# AIM OF THE EXERCISE
Can you output the material exactly as written, minus any pictures it holds?

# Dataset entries

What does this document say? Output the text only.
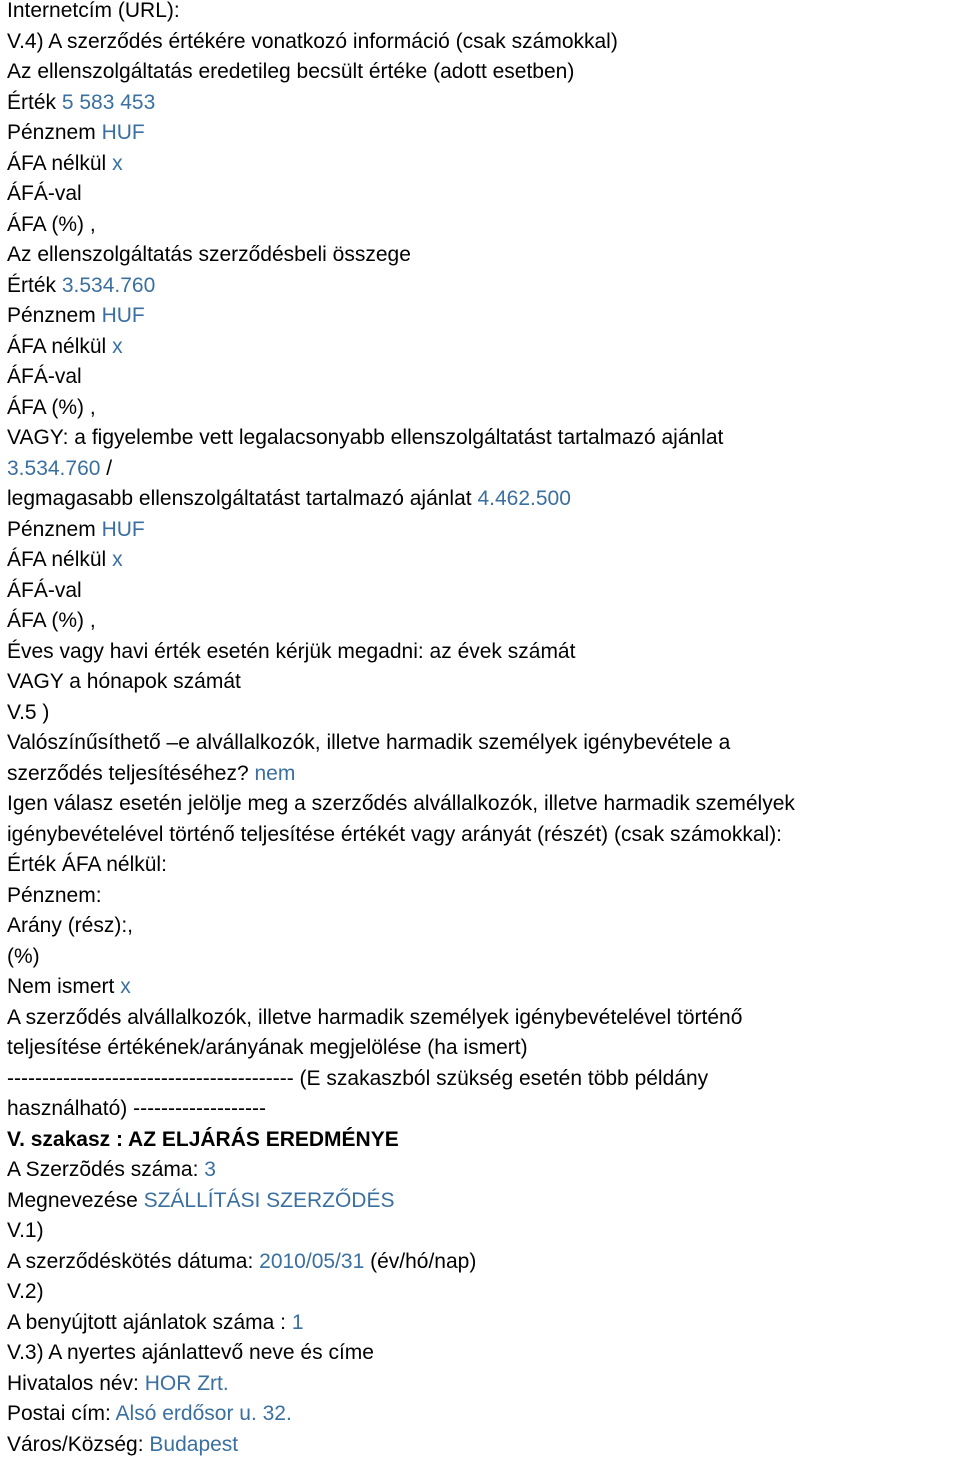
Internetcím (URL):
V.4) A szerződés értékére vonatkozó információ (csak számokkal)
Az ellenszolgáltatás eredetileg becsült értéke (adott esetben)
Érték 5 583 453
Pénznem HUF
ÁFA nélkül x
ÁFÁ-val
ÁFA (%) ,
Az ellenszolgáltatás szerződésbeli összege
Érték 3.534.760
Pénznem HUF
ÁFA nélkül x
ÁFÁ-val
ÁFA (%) ,
VAGY: a figyelembe vett legalacsonyabb ellenszolgáltatást tartalmazó ajánlat
3.534.760 /
legmagasabb ellenszolgáltatást tartalmazó ajánlat 4.462.500
Pénznem HUF
ÁFA nélkül x
ÁFÁ-val
ÁFA (%) ,
Éves vagy havi érték esetén kérjük megadni: az évek számát
VAGY a hónapok számát
V.5 )
Valószínűsíthető –e alvállalkozók, illetve harmadik személyek igénybevétele a
szerződés teljesítéséhez? nem
Igen válasz esetén jelölje meg a szerződés alvállalkozók, illetve harmadik személyek
igénybevételével történő teljesítése értékét vagy arányát (részét) (csak számokkal):
Érték ÁFA nélkül:
Pénznem:
Arány (rész):,
(%)
Nem ismert x
A szerződés alvállalkozók, illetve harmadik személyek igénybevételével történő
teljesítése értékének/arányának megjelölése (ha ismert)
----------------------------------------- (E szakaszból szükség esetén több példány
használható) -------------------
V. szakasz : AZ ELJÁRÁS EREDMÉNYE
A Szerzõdés száma: 3
Megnevezése SZÁLLÍTÁSI SZERZŐDÉS
V.1)
A szerződéskötés dátuma: 2010/05/31 (év/hó/nap)
V.2)
A benyújtott ajánlatok száma : 1
V.3) A nyertes ajánlattevő neve és címe
Hivatalos név: HOR Zrt.
Postai cím: Alsó erdősor u. 32.
Város/Község: Budapest
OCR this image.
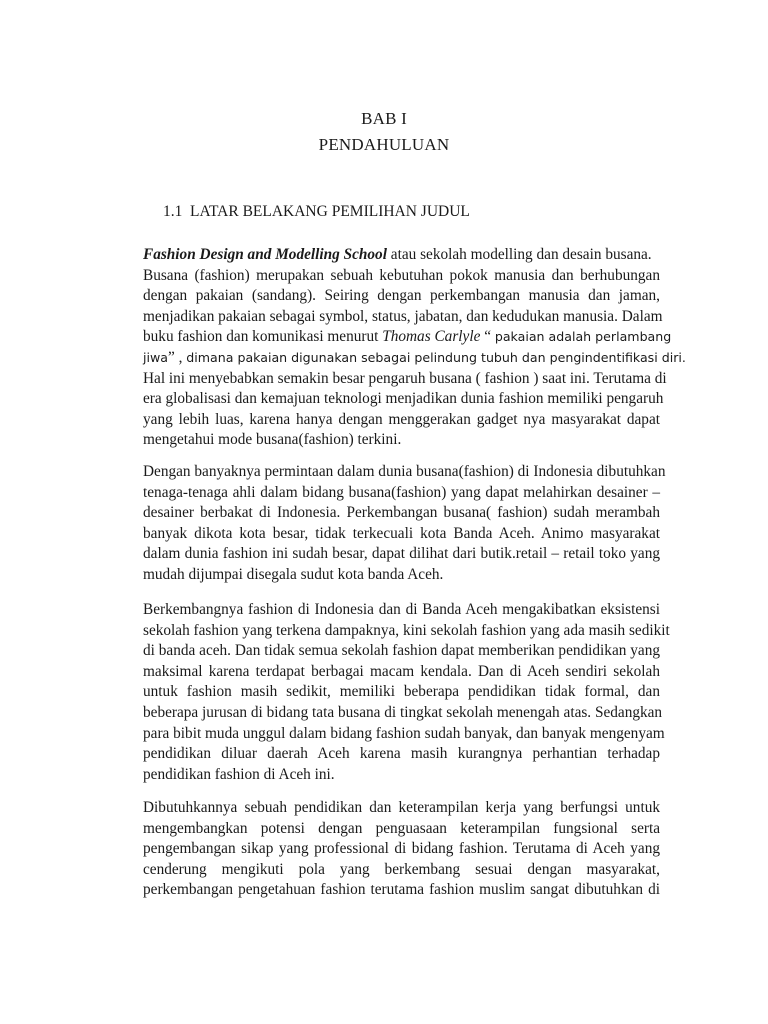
BAB I
PENDAHULUAN
1.1 LATAR BELAKANG PEMILIHAN JUDUL
Fashion Design and Modelling School atau sekolah modelling dan desain busana.
Busana (fashion) merupakan sebuah kebutuhan pokok manusia dan berhubungan
dengan pakaian (sandang). Seiring dengan perkembangan manusia dan jaman,
menjadikan pakaian sebagai symbol, status, jabatan, dan kedudukan manusia. Dalam
buku fashion dan komunikasi menurut Thomas Carlyle “ pakaian adalah perlambang
jiwa” , dimana pakaian digunakan sebagai pelindung tubuh dan pengindentifikasi diri.
Hal ini menyebabkan semakin besar pengaruh busana ( fashion ) saat ini. Terutama di
era globalisasi dan kemajuan teknologi menjadikan dunia fashion memiliki pengaruh
yang lebih luas, karena hanya dengan menggerakan gadget nya masyarakat dapat
mengetahui mode busana(fashion) terkini.
Dengan banyaknya permintaan dalam dunia busana(fashion) di Indonesia dibutuhkan
tenaga-tenaga ahli dalam bidang busana(fashion) yang dapat melahirkan desainer –
desainer berbakat di Indonesia. Perkembangan busana( fashion) sudah merambah
banyak dikota kota besar, tidak terkecuali kota Banda Aceh. Animo masyarakat
dalam dunia fashion ini sudah besar, dapat dilihat dari butik.retail – retail toko yang
mudah dijumpai disegala sudut kota banda Aceh.
Berkembangnya fashion di Indonesia dan di Banda Aceh mengakibatkan eksistensi
sekolah fashion yang terkena dampaknya, kini sekolah fashion yang ada masih sedikit
di banda aceh. Dan tidak semua sekolah fashion dapat memberikan pendidikan yang
maksimal karena terdapat berbagai macam kendala. Dan di Aceh sendiri sekolah
untuk fashion masih sedikit, memiliki beberapa pendidikan tidak formal, dan
beberapa jurusan di bidang tata busana di tingkat sekolah menengah atas. Sedangkan
para bibit muda unggul dalam bidang fashion sudah banyak, dan banyak mengenyam
pendidikan diluar daerah Aceh karena masih kurangnya perhantian terhadap
pendidikan fashion di Aceh ini.
Dibutuhkannya sebuah pendidikan dan keterampilan kerja yang berfungsi untuk
mengembangkan potensi dengan penguasaan keterampilan fungsional serta
pengembangan sikap yang professional di bidang fashion. Terutama di Aceh yang
cenderung mengikuti pola yang berkembang sesuai dengan masyarakat,
perkembangan pengetahuan fashion terutama fashion muslim sangat dibutuhkan di
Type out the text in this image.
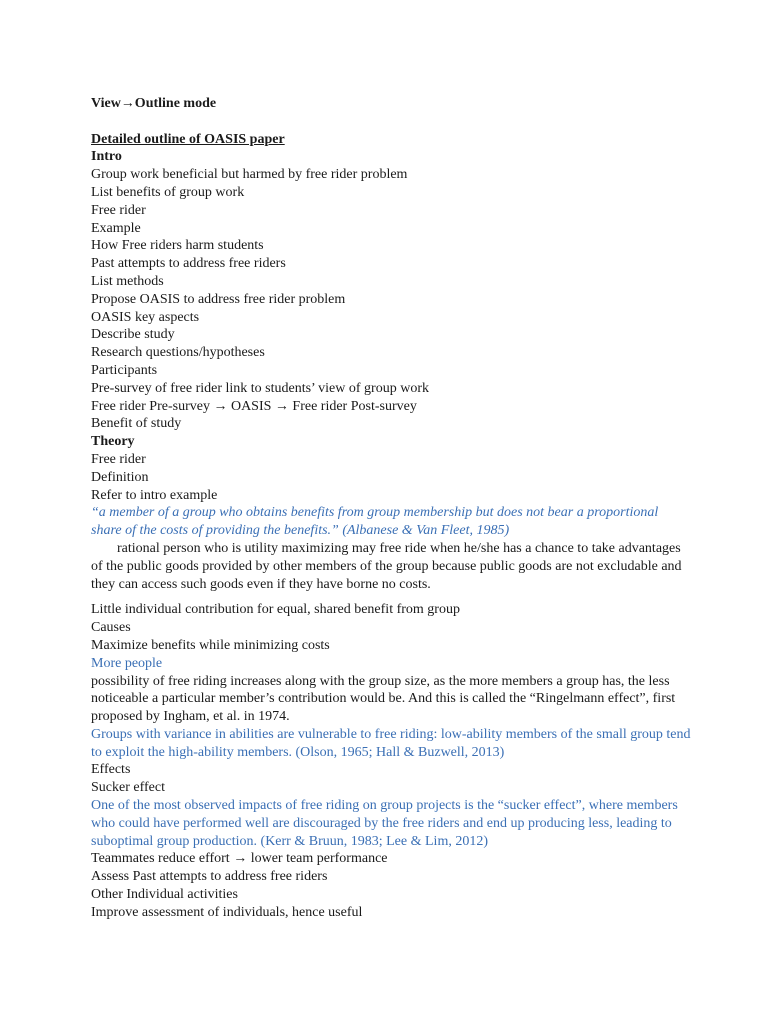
View→Outline mode
Detailed outline of OASIS paper
Intro
Group work beneficial but harmed by free rider problem
List benefits of group work
Free rider
Example
How Free riders harm students
Past attempts to address free riders
List methods
Propose OASIS to address free rider problem
OASIS key aspects
Describe study
Research questions/hypotheses
Participants
Pre-survey of free rider link to students’ view of group work
Free rider Pre-survey → OASIS → Free rider Post-survey
Benefit of study
Theory
Free rider
Definition
Refer to intro example
“a member of a group who obtains benefits from group membership but does not bear a proportional share of the costs of providing the benefits.” (Albanese & Van Fleet, 1985)
rational person who is utility maximizing may free ride when he/she has a chance to take advantages of the public goods provided by other members of the group because public goods are not excludable and they can access such goods even if they have borne no costs.
Little individual contribution for equal, shared benefit from group
Causes
Maximize benefits while minimizing costs
More people
possibility of free riding increases along with the group size, as the more members a group has, the less noticeable a particular member’s contribution would be. And this is called the “Ringelmann effect”, first proposed by Ingham, et al. in 1974.
Groups with variance in abilities are vulnerable to free riding: low-ability members of the small group tend to exploit the high-ability members. (Olson, 1965; Hall & Buzwell, 2013)
Effects
Sucker effect
One of the most observed impacts of free riding on group projects is the “sucker effect”, where members who could have performed well are discouraged by the free riders and end up producing less, leading to suboptimal group production. (Kerr & Bruun, 1983; Lee & Lim, 2012)
Teammates reduce effort → lower team performance
Assess Past attempts to address free riders
Other Individual activities
Improve assessment of individuals, hence useful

# EXERCISE SOLUTION
What does this document say? Output the text only.
Internetcím (URL):
V.4) A szerződés értékére vonatkozó információ (csak számokkal)
Az ellenszolgáltatás eredetileg becsült értéke (adott esetben)
Érték 5 583 453
Pénznem HUF
ÁFA nélkül x
ÁFÁ-val
ÁFA (%) ,
Az ellenszolgáltatás szerződésbeli összege
Érték 3.534.760
Pénznem HUF
ÁFA nélkül x
ÁFÁ-val
ÁFA (%) ,
VAGY: a figyelembe vett legalacsonyabb ellenszolgáltatást tartalmazó ajánlat
3.534.760 /
legmagasabb ellenszolgáltatást tartalmazó ajánlat 4.462.500
Pénznem HUF
ÁFA nélkül x
ÁFÁ-val
ÁFA (%) ,
Éves vagy havi érték esetén kérjük megadni: az évek számát
VAGY a hónapok számát
V.5 )
Valószínűsíthető –e alvállalkozók, illetve harmadik személyek igénybevétele a
szerződés teljesítéséhez? nem
Igen válasz esetén jelölje meg a szerződés alvállalkozók, illetve harmadik személyek
igénybevételével történő teljesítése értékét vagy arányát (részét) (csak számokkal):
Érték ÁFA nélkül:
Pénznem:
Arány (rész):,
(%)
Nem ismert x
A szerződés alvállalkozók, illetve harmadik személyek igénybevételével történő
teljesítése értékének/arányának megjelölése (ha ismert)
----------------------------------------- (E szakaszból szükség esetén több példány
használható) -------------------
V. szakasz : AZ ELJÁRÁS EREDMÉNYE
A Szerzõdés száma: 3
Megnevezése SZÁLLÍTÁSI SZERZŐDÉS
V.1)
A szerződéskötés dátuma: 2010/05/31 (év/hó/nap)
V.2)
A benyújtott ajánlatok száma : 1
V.3) A nyertes ajánlattevő neve és címe
Hivatalos név: HOR Zrt.
Postai cím: Alsó erdősor u. 32.
Város/Község: Budapest
OCR this image.
BAB I
PENDAHULUAN
1.1 LATAR BELAKANG PEMILIHAN JUDUL
Fashion Design and Modelling School atau sekolah modelling dan desain busana.
Busana (fashion) merupakan sebuah kebutuhan pokok manusia dan berhubungan
dengan pakaian (sandang). Seiring dengan perkembangan manusia dan jaman,
menjadikan pakaian sebagai symbol, status, jabatan, dan kedudukan manusia. Dalam
buku fashion dan komunikasi menurut Thomas Carlyle “ pakaian adalah perlambang
jiwa” , dimana pakaian digunakan sebagai pelindung tubuh dan pengindentifikasi diri.
Hal ini menyebabkan semakin besar pengaruh busana ( fashion ) saat ini. Terutama di
era globalisasi dan kemajuan teknologi menjadikan dunia fashion memiliki pengaruh
yang lebih luas, karena hanya dengan menggerakan gadget nya masyarakat dapat
mengetahui mode busana(fashion) terkini.
Dengan banyaknya permintaan dalam dunia busana(fashion) di Indonesia dibutuhkan
tenaga-tenaga ahli dalam bidang busana(fashion) yang dapat melahirkan desainer –
desainer berbakat di Indonesia. Perkembangan busana( fashion) sudah merambah
banyak dikota kota besar, tidak terkecuali kota Banda Aceh. Animo masyarakat
dalam dunia fashion ini sudah besar, dapat dilihat dari butik.retail – retail toko yang
mudah dijumpai disegala sudut kota banda Aceh.
Berkembangnya fashion di Indonesia dan di Banda Aceh mengakibatkan eksistensi
sekolah fashion yang terkena dampaknya, kini sekolah fashion yang ada masih sedikit
di banda aceh. Dan tidak semua sekolah fashion dapat memberikan pendidikan yang
maksimal karena terdapat berbagai macam kendala. Dan di Aceh sendiri sekolah
untuk fashion masih sedikit, memiliki beberapa pendidikan tidak formal, dan
beberapa jurusan di bidang tata busana di tingkat sekolah menengah atas. Sedangkan
para bibit muda unggul dalam bidang fashion sudah banyak, dan banyak mengenyam
pendidikan diluar daerah Aceh karena masih kurangnya perhantian terhadap
pendidikan fashion di Aceh ini.
Dibutuhkannya sebuah pendidikan dan keterampilan kerja yang berfungsi untuk
mengembangkan potensi dengan penguasaan keterampilan fungsional serta
pengembangan sikap yang professional di bidang fashion. Terutama di Aceh yang
cenderung mengikuti pola yang berkembang sesuai dengan masyarakat,
perkembangan pengetahuan fashion terutama fashion muslim sangat dibutuhkan di
Type out the text in this image.
View→Outline mode
Detailed outline of OASIS paper
Intro
Group work beneficial but harmed by free rider problem
List benefits of group work
Free rider
Example
How Free riders harm students
Past attempts to address free riders
List methods
Propose OASIS to address free rider problem
OASIS key aspects
Describe study
Research questions/hypotheses
Participants
Pre-survey of free rider link to students’ view of group work
Free rider Pre-survey → OASIS → Free rider Post-survey
Benefit of study
Theory
Free rider
Definition
Refer to intro example
“a member of a group who obtains benefits from group membership but does not bear a proportional share of the costs of providing the benefits.” (Albanese & Van Fleet, 1985)
rational person who is utility maximizing may free ride when he/she has a chance to take advantages of the public goods provided by other members of the group because public goods are not excludable and they can access such goods even if they have borne no costs.
Little individual contribution for equal, shared benefit from group
Causes
Maximize benefits while minimizing costs
More people
possibility of free riding increases along with the group size, as the more members a group has, the less noticeable a particular member’s contribution would be. And this is called the “Ringelmann effect”, first proposed by Ingham, et al. in 1974.
Groups with variance in abilities are vulnerable to free riding: low-ability members of the small group tend to exploit the high-ability members. (Olson, 1965; Hall & Buzwell, 2013)
Effects
Sucker effect
One of the most observed impacts of free riding on group projects is the “sucker effect”, where members who could have performed well are discouraged by the free riders and end up producing less, leading to suboptimal group production. (Kerr & Bruun, 1983; Lee & Lim, 2012)
Teammates reduce effort → lower team performance
Assess Past attempts to address free riders
Other Individual activities
Improve assessment of individuals, hence useful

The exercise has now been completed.